- _Entries shown_:
########################################

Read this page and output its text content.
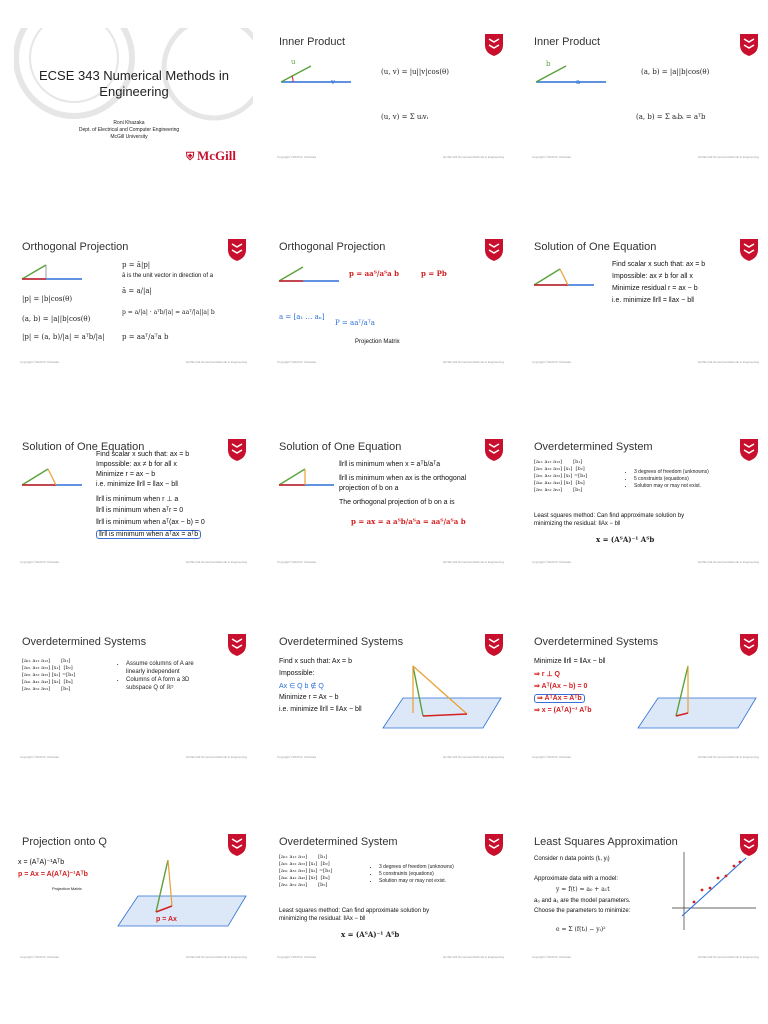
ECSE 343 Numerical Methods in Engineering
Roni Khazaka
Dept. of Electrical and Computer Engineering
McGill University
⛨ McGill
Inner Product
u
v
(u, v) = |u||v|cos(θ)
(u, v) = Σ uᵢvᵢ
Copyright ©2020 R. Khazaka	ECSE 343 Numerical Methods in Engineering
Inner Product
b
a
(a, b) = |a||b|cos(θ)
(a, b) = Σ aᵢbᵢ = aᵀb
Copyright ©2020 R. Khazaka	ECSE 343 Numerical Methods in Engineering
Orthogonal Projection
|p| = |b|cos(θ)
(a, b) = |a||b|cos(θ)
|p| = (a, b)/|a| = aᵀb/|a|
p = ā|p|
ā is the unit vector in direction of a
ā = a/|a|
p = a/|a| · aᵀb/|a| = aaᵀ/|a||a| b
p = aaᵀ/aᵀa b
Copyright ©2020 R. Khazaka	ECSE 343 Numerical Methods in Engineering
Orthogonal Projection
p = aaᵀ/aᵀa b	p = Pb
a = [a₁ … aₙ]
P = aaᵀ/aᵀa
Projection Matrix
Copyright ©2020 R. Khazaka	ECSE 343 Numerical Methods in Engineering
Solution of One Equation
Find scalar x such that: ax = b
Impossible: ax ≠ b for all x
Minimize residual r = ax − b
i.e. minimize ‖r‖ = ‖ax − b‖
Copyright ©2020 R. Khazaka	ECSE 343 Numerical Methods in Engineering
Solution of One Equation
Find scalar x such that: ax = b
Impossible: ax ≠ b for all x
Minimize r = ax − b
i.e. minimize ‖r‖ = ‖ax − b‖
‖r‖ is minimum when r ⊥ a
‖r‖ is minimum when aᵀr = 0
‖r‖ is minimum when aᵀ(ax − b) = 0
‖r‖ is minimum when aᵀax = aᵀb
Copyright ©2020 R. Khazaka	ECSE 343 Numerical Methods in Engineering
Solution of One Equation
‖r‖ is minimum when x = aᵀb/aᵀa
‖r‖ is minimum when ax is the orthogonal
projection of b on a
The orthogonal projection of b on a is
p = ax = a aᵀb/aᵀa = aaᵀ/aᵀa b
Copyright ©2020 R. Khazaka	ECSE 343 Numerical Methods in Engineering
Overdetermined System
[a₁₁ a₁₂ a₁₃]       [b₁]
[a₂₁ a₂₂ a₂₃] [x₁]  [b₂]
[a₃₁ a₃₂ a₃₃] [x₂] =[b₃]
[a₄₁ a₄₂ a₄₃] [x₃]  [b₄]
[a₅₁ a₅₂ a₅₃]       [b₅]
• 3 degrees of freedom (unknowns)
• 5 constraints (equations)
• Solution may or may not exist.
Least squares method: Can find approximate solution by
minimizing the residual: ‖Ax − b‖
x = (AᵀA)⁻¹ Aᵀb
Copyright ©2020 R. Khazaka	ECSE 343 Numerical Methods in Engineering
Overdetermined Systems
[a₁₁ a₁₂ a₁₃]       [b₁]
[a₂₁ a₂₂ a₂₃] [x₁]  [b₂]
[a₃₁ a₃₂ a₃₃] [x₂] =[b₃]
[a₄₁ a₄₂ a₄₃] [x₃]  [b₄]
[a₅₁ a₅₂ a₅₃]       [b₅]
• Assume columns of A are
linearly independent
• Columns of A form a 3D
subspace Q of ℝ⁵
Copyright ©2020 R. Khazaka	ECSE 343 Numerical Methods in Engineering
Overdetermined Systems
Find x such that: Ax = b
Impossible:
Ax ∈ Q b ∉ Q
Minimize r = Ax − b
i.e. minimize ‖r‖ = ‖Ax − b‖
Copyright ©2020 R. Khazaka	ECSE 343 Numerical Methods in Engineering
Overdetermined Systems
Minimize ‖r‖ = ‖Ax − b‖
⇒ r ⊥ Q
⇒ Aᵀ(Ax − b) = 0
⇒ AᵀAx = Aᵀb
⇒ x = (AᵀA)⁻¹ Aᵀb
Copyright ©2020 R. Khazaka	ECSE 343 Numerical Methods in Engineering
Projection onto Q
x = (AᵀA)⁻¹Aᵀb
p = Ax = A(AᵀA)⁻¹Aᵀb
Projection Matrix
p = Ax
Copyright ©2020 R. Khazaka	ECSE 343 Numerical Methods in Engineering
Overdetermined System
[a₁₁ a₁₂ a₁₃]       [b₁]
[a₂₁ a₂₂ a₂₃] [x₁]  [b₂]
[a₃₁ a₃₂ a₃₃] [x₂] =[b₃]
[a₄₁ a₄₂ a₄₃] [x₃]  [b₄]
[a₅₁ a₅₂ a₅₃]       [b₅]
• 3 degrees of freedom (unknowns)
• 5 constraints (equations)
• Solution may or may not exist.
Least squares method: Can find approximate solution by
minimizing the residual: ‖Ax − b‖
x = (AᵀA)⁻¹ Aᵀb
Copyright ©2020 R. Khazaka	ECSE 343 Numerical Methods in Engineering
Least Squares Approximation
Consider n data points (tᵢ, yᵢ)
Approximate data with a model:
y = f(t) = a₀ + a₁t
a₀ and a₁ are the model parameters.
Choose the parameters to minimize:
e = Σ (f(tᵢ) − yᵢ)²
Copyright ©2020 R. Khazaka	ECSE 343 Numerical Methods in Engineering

########################################

- _To be done_:
Quote every record above exactly, omitting any pictures they contain.

- _Result for this task_:
Read this page and output its text content.
ECSE 343 Numerical Methods in Engineering
Roni Khazaka
Dept. of Electrical and Computer Engineering
McGill University
⛨ McGill
Inner Product
u
v
(u, v) = |u||v|cos(θ)
(u, v) = Σ uᵢvᵢ
Copyright ©2020 R. Khazaka	ECSE 343 Numerical Methods in Engineering
Inner Product
b
a
(a, b) = |a||b|cos(θ)
(a, b) = Σ aᵢbᵢ = aᵀb
Copyright ©2020 R. Khazaka	ECSE 343 Numerical Methods in Engineering
Orthogonal Projection
|p| = |b|cos(θ)
(a, b) = |a||b|cos(θ)
|p| = (a, b)/|a| = aᵀb/|a|
p = ā|p|
ā is the unit vector in direction of a
ā = a/|a|
p = a/|a| · aᵀb/|a| = aaᵀ/|a||a| b
p = aaᵀ/aᵀa b
Copyright ©2020 R. Khazaka	ECSE 343 Numerical Methods in Engineering
Orthogonal Projection
p = aaᵀ/aᵀa b	p = Pb
a = [a₁ … aₙ]
P = aaᵀ/aᵀa
Projection Matrix
Copyright ©2020 R. Khazaka	ECSE 343 Numerical Methods in Engineering
Solution of One Equation
Find scalar x such that: ax = b
Impossible: ax ≠ b for all x
Minimize residual r = ax − b
i.e. minimize ‖r‖ = ‖ax − b‖
Copyright ©2020 R. Khazaka	ECSE 343 Numerical Methods in Engineering
Solution of One Equation
Find scalar x such that: ax = b
Impossible: ax ≠ b for all x
Minimize r = ax − b
i.e. minimize ‖r‖ = ‖ax − b‖
‖r‖ is minimum when r ⊥ a
‖r‖ is minimum when aᵀr = 0
‖r‖ is minimum when aᵀ(ax − b) = 0
‖r‖ is minimum when aᵀax = aᵀb
Copyright ©2020 R. Khazaka	ECSE 343 Numerical Methods in Engineering
Solution of One Equation
‖r‖ is minimum when x = aᵀb/aᵀa
‖r‖ is minimum when ax is the orthogonal
projection of b on a
The orthogonal projection of b on a is
p = ax = a aᵀb/aᵀa = aaᵀ/aᵀa b
Copyright ©2020 R. Khazaka	ECSE 343 Numerical Methods in Engineering
Overdetermined System
[a₁₁ a₁₂ a₁₃]       [b₁]
[a₂₁ a₂₂ a₂₃] [x₁]  [b₂]
[a₃₁ a₃₂ a₃₃] [x₂] =[b₃]
[a₄₁ a₄₂ a₄₃] [x₃]  [b₄]
[a₅₁ a₅₂ a₅₃]       [b₅]
• 3 degrees of freedom (unknowns)
• 5 constraints (equations)
• Solution may or may not exist.
Least squares method: Can find approximate solution by
minimizing the residual: ‖Ax − b‖
x = (AᵀA)⁻¹ Aᵀb
Copyright ©2020 R. Khazaka	ECSE 343 Numerical Methods in Engineering
Overdetermined Systems
[a₁₁ a₁₂ a₁₃]       [b₁]
[a₂₁ a₂₂ a₂₃] [x₁]  [b₂]
[a₃₁ a₃₂ a₃₃] [x₂] =[b₃]
[a₄₁ a₄₂ a₄₃] [x₃]  [b₄]
[a₅₁ a₅₂ a₅₃]       [b₅]
• Assume columns of A are
linearly independent
• Columns of A form a 3D
subspace Q of ℝ⁵
Copyright ©2020 R. Khazaka	ECSE 343 Numerical Methods in Engineering
Overdetermined Systems
Find x such that: Ax = b
Impossible:
Ax ∈ Q b ∉ Q
Minimize r = Ax − b
i.e. minimize ‖r‖ = ‖Ax − b‖
Copyright ©2020 R. Khazaka	ECSE 343 Numerical Methods in Engineering
Overdetermined Systems
Minimize ‖r‖ = ‖Ax − b‖
⇒ r ⊥ Q
⇒ Aᵀ(Ax − b) = 0
⇒ AᵀAx = Aᵀb
⇒ x = (AᵀA)⁻¹ Aᵀb
Copyright ©2020 R. Khazaka	ECSE 343 Numerical Methods in Engineering
Projection onto Q
x = (AᵀA)⁻¹Aᵀb
p = Ax = A(AᵀA)⁻¹Aᵀb
Projection Matrix
p = Ax
Copyright ©2020 R. Khazaka	ECSE 343 Numerical Methods in Engineering
Overdetermined System
[a₁₁ a₁₂ a₁₃]       [b₁]
[a₂₁ a₂₂ a₂₃] [x₁]  [b₂]
[a₃₁ a₃₂ a₃₃] [x₂] =[b₃]
[a₄₁ a₄₂ a₄₃] [x₃]  [b₄]
[a₅₁ a₅₂ a₅₃]       [b₅]
• 3 degrees of freedom (unknowns)
• 5 constraints (equations)
• Solution may or may not exist.
Least squares method: Can find approximate solution by
minimizing the residual: ‖Ax − b‖
x = (AᵀA)⁻¹ Aᵀb
Copyright ©2020 R. Khazaka	ECSE 343 Numerical Methods in Engineering
Least Squares Approximation
Consider n data points (tᵢ, yᵢ)
Approximate data with a model:
y = f(t) = a₀ + a₁t
a₀ and a₁ are the model parameters.
Choose the parameters to minimize:
e = Σ (f(tᵢ) − yᵢ)²
Copyright ©2020 R. Khazaka	ECSE 343 Numerical Methods in Engineering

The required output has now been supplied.